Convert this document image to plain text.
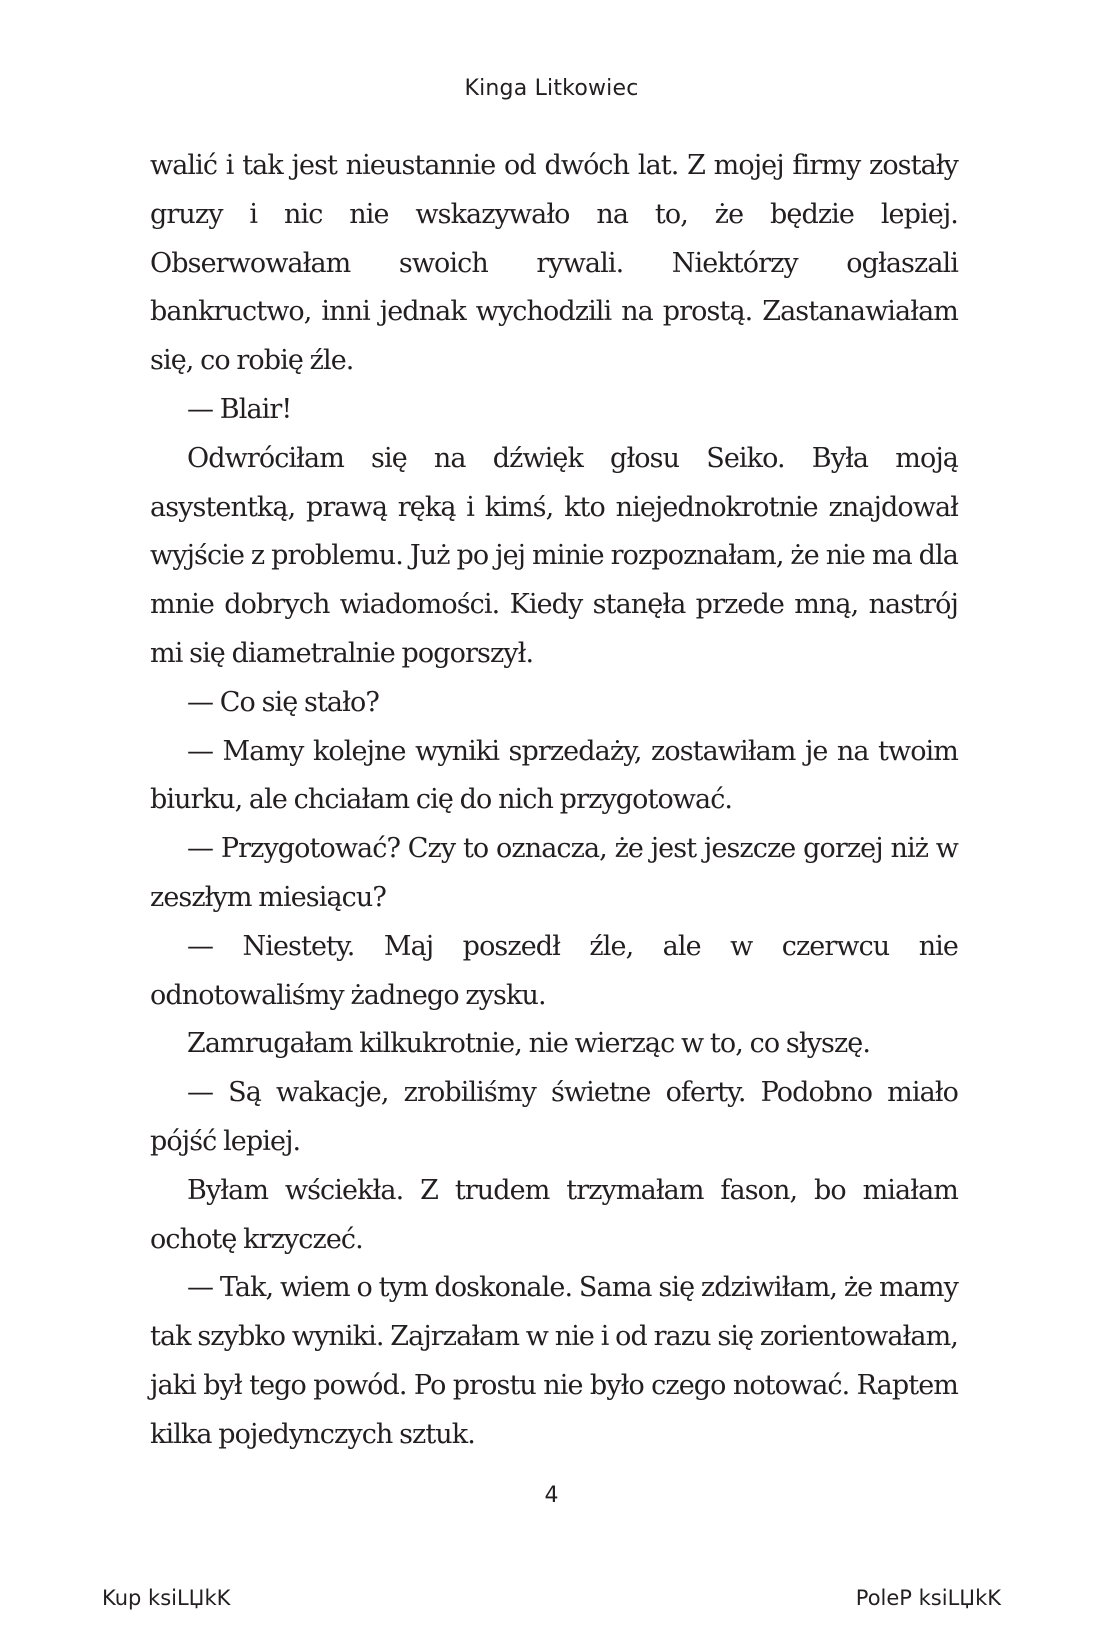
Kinga Litkowiec

walić i tak jest nieustannie od dwóch lat. Z mojej firmy zostały gruzy i nic nie wskazywało na to, że będzie lepiej. Obserwowałam swoich rywali. Niektórzy ogłaszali bankructwo, inni jednak wychodzili na prostą. Zastanawiałam się, co robię źle.

— Blair!

Odwróciłam się na dźwięk głosu Seiko. Była moją asystentką, prawą ręką i kimś, kto niejednokrotnie znajdował wyjście z problemu. Już po jej minie rozpoznałam, że nie ma dla mnie dobrych wiadomości. Kiedy stanęła przede mną, nastrój mi się diametralnie pogorszył.

— Co się stało?

— Mamy kolejne wyniki sprzedaży, zostawiłam je na twoim biurku, ale chciałam cię do nich przygotować.

— Przygotować? Czy to oznacza, że jest jeszcze gorzej niż w zeszłym miesiącu?

— Niestety. Maj poszedł źle, ale w czerwcu nie odnotowaliśmy żadnego zysku.

Zamrugałam kilkukrotnie, nie wierząc w to, co słyszę.

— Są wakacje, zrobiliśmy świetne oferty. Podobno miało pójść lepiej.

Byłam wściekła. Z trudem trzymałam fason, bo miałam ochotę krzyczeć.

— Tak, wiem o tym doskonale. Sama się zdziwiłam, że mamy tak szybko wyniki. Zajrzałam w nie i od razu się zorientowałam, jaki był tego powód. Po prostu nie było czego notować. Raptem kilka pojedynczych sztuk.

4
Kup ksiLЏkK	PoleP ksiLЏkK
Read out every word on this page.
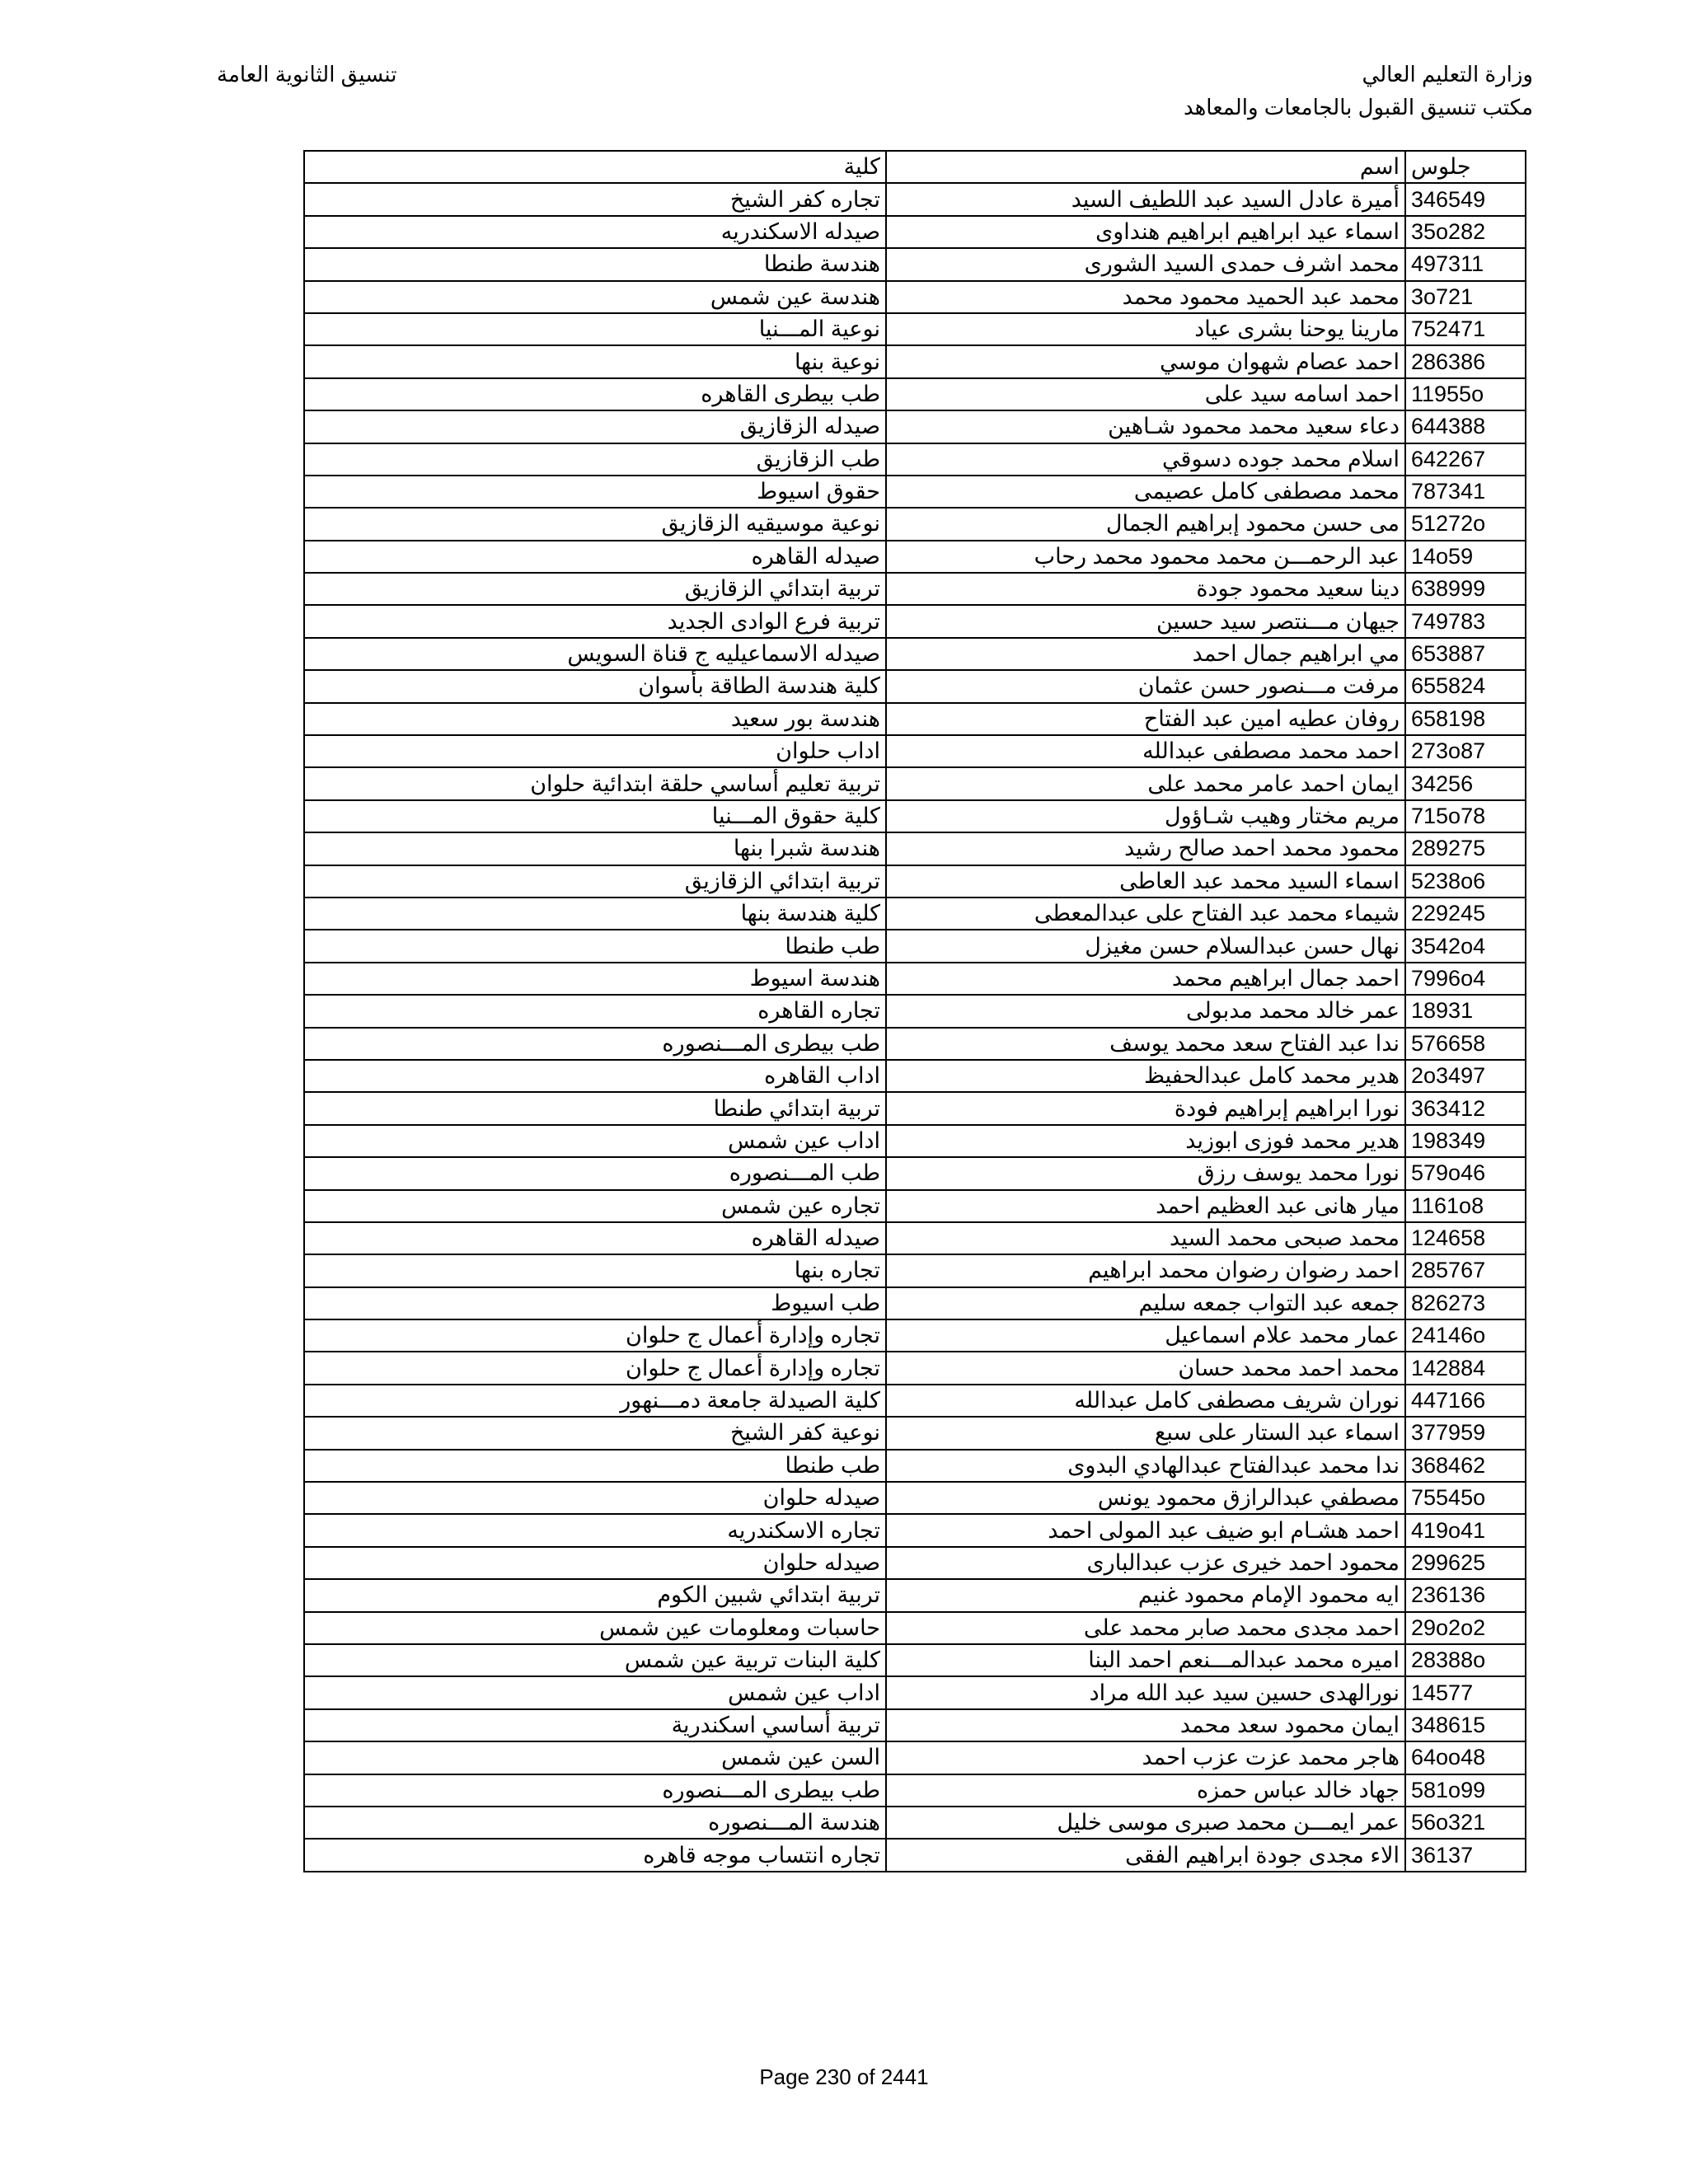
وزارة التعليم العالي
مكتب تنسيق القبول بالجامعات والمعاهد
تنسيق الثانوية العامة
كلية	اسم	جلوس
تجاره كفر الشيخ	أميرة عادل السيد عبد اللطيف السيد	346549
صيدله الاسكندريه	اسماء عيد ابراهيم ابراهيم هنداوى	35o282
هندسة طنطا	محمد اشرف حمدى السيد الشورى	497311
هندسة عين شمس	محمد عبد الحميد محمود محمد	3o721
نوعية المـــنيا	مارينا يوحنا بشرى عياد	752471
نوعية بنها	احمد عصام شهوان موسي	286386
طب بيطرى القاهره	احمد اسامه سيد على	11955o
صيدله الزقازيق	دعاء سعيد محمد محمود شـاهين	644388
طب الزقازيق	اسلام محمد جوده دسوقي	642267
حقوق اسيوط	محمد مصطفى كامل عصيمى	787341
نوعية موسيقيه الزقازيق	مى حسن محمود إبراهيم الجمال	51272o
صيدله القاهره	عبد الرحمـــن محمد محمود محمد رحاب	14o59
تربية ابتدائي الزقازيق	دينا سعيد محمود جودة	638999
تربية فرع الوادى الجديد	جيهان مـــنتصر سيد حسين	749783
صيدله الاسماعيليه ج قناة السويس	مي ابراهيم جمال احمد	653887
كلية هندسة الطاقة بأسوان	مرفت مـــنصور حسن عثمان	655824
هندسة بور سعيد	روفان عطيه امين عبد الفتاح	658198
اداب حلوان	احمد محمد مصطفى عبدالله	273o87
تربية تعليم أساسي حلقة ابتدائية حلوان	ايمان احمد عامر محمد على	34256
كلية حقوق المـــنيا	مريم مختار وهيب شـاؤول	715o78
هندسة شبرا بنها	محمود محمد احمد صالح رشيد	289275
تربية ابتدائي الزقازيق	اسماء السيد محمد عبد العاطى	5238o6
كلية هندسة بنها	شيماء محمد عبد الفتاح على عبدالمعطى	229245
طب طنطا	نهال حسن عبدالسلام حسن مغيزل	3542o4
هندسة اسيوط	احمد جمال ابراهيم محمد	7996o4
تجاره القاهره	عمر خالد محمد مدبولى	18931
طب بيطرى المـــنصوره	ندا عبد الفتاح سعد محمد يوسف	576658
اداب القاهره	هدير محمد كامل عبدالحفيظ	2o3497
تربية ابتدائي طنطا	نورا ابراهيم إبراهيم فودة	363412
اداب عين شمس	هدير محمد فوزى ابوزيد	198349
طب المـــنصوره	نورا محمد يوسف رزق	579o46
تجاره عين شمس	ميار هانى عبد العظيم احمد	1161o8
صيدله القاهره	محمد صبحى محمد السيد	124658
تجاره بنها	احمد رضوان رضوان محمد ابراهيم	285767
طب اسيوط	جمعه عبد التواب جمعه سليم	826273
تجاره وإدارة أعمال ج حلوان	عمار محمد علام اسماعيل	24146o
تجاره وإدارة أعمال ج حلوان	محمد احمد محمد حسان	142884
كلية الصيدلة جامعة دمـــنهور	نوران شريف مصطفى كامل عبدالله	447166
نوعية كفر الشيخ	اسماء عبد الستار على سبع	377959
طب طنطا	ندا محمد عبدالفتاح عبدالهادي البدوى	368462
صيدله حلوان	مصطفي عبدالرازق محمود يونس	75545o
تجاره الاسكندريه	احمد هشـام ابو ضيف عبد المولى احمد	419o41
صيدله حلوان	محمود احمد خيرى عزب عبدالبارى	299625
تربية ابتدائي شبين الكوم	ايه محمود الإمام محمود غنيم	236136
حاسبات ومعلومات عين شمس	احمد مجدى محمد صابر محمد على	29o2o2
كلية البنات تربية عين شمس	اميره محمد عبدالمـــنعم احمد البنا	28388o
اداب عين شمس	نورالهدى حسين سيد عبد الله مراد	14577
تربية أساسي اسكندرية	ايمان محمود سعد محمد	348615
السن عين شمس	هاجر محمد عزت عزب احمد	64oo48
طب بيطرى المـــنصوره	جهاد خالد عباس حمزه	581o99
هندسة المـــنصوره	عمر ايمـــن محمد صبرى موسى خليل	56o321
تجاره انتساب موجه قاهره	الاء مجدى جودة ابراهيم الفقى	36137
Page 230 of 2441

------------------------

WHAT IS BEING ASKED: Check each line of the records above for the word "أعمال", then give the number of lines that have it, with no other words.

REPLY TO THE TASK: 2